> **Do this**
Wherever the string "则下列说法正确的是" occurs in a line of these records, report that line.

---------- Exercise data

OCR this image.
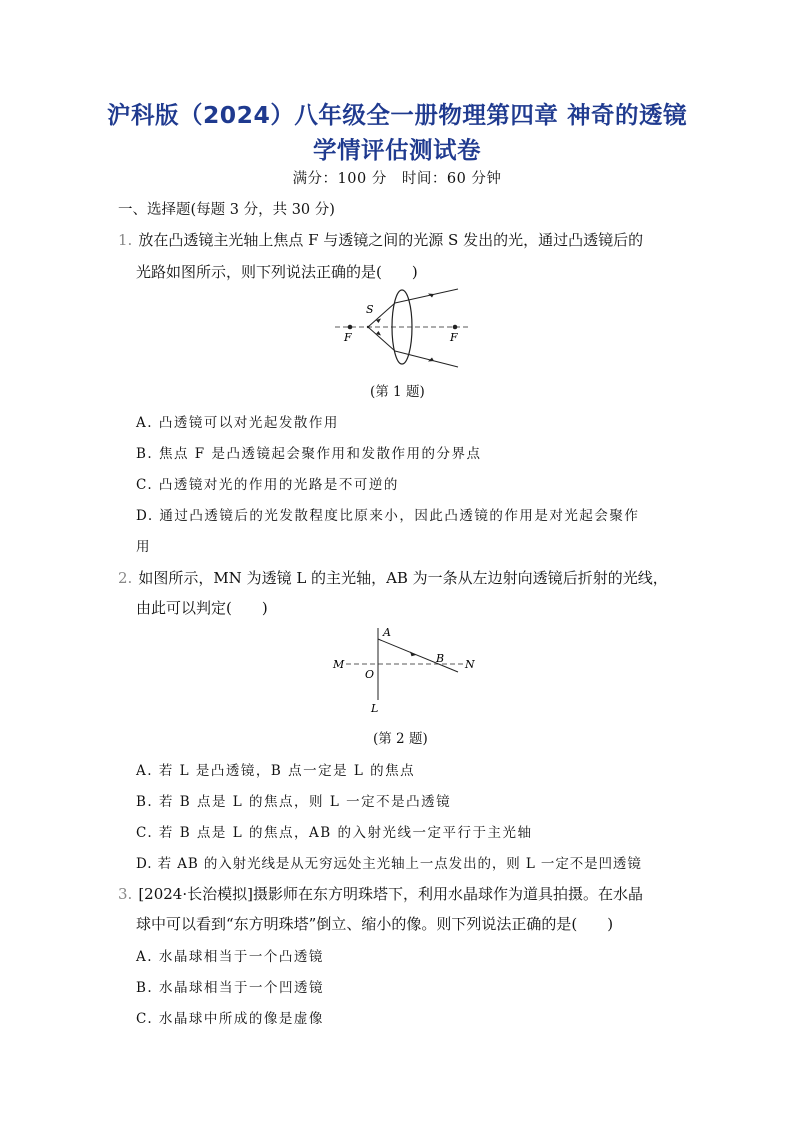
沪科版（2024）八年级全一册物理第四章 神奇的透镜 学情评估测试卷
满分：100 分　时间：60 分钟
一、选择题(每题 3 分，共 30 分)
1. 放在凸透镜主光轴上焦点 F 与透镜之间的光源 S 发出的光，通过凸透镜后的
光路如图所示，则下列说法正确的是(　　)
S
F	F
(第 1 题)
A. 凸透镜可以对光起发散作用
B. 焦点 F 是凸透镜起会聚作用和发散作用的分界点
C. 凸透镜对光的作用的光路是不可逆的
D. 通过凸透镜后的光发散程度比原来小，因此凸透镜的作用是对光起会聚作
用
2. 如图所示，MN 为透镜 L 的主光轴，AB 为一条从左边射向透镜后折射的光线，
由此可以判定(　　)
A
B
M	N
O
L
(第 2 题)
A. 若 L 是凸透镜，B 点一定是 L 的焦点
B. 若 B 点是 L 的焦点，则 L 一定不是凸透镜
C. 若 B 点是 L 的焦点，AB 的入射光线一定平行于主光轴
D. 若 AB 的入射光线是从无穷远处主光轴上一点发出的，则 L 一定不是凹透镜
3. [2024·长治模拟]摄影师在东方明珠塔下，利用水晶球作为道具拍摄。在水晶
球中可以看到“东方明珠塔”倒立、缩小的像。则下列说法正确的是(　　)
A. 水晶球相当于一个凸透镜
B. 水晶球相当于一个凹透镜
C. 水晶球中所成的像是虚像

--------------------

> **Response to this task**
光路如图所示，则下列说法正确的是(　　)
球中可以看到“东方明珠塔”倒立、缩小的像。则下列说法正确的是(　　)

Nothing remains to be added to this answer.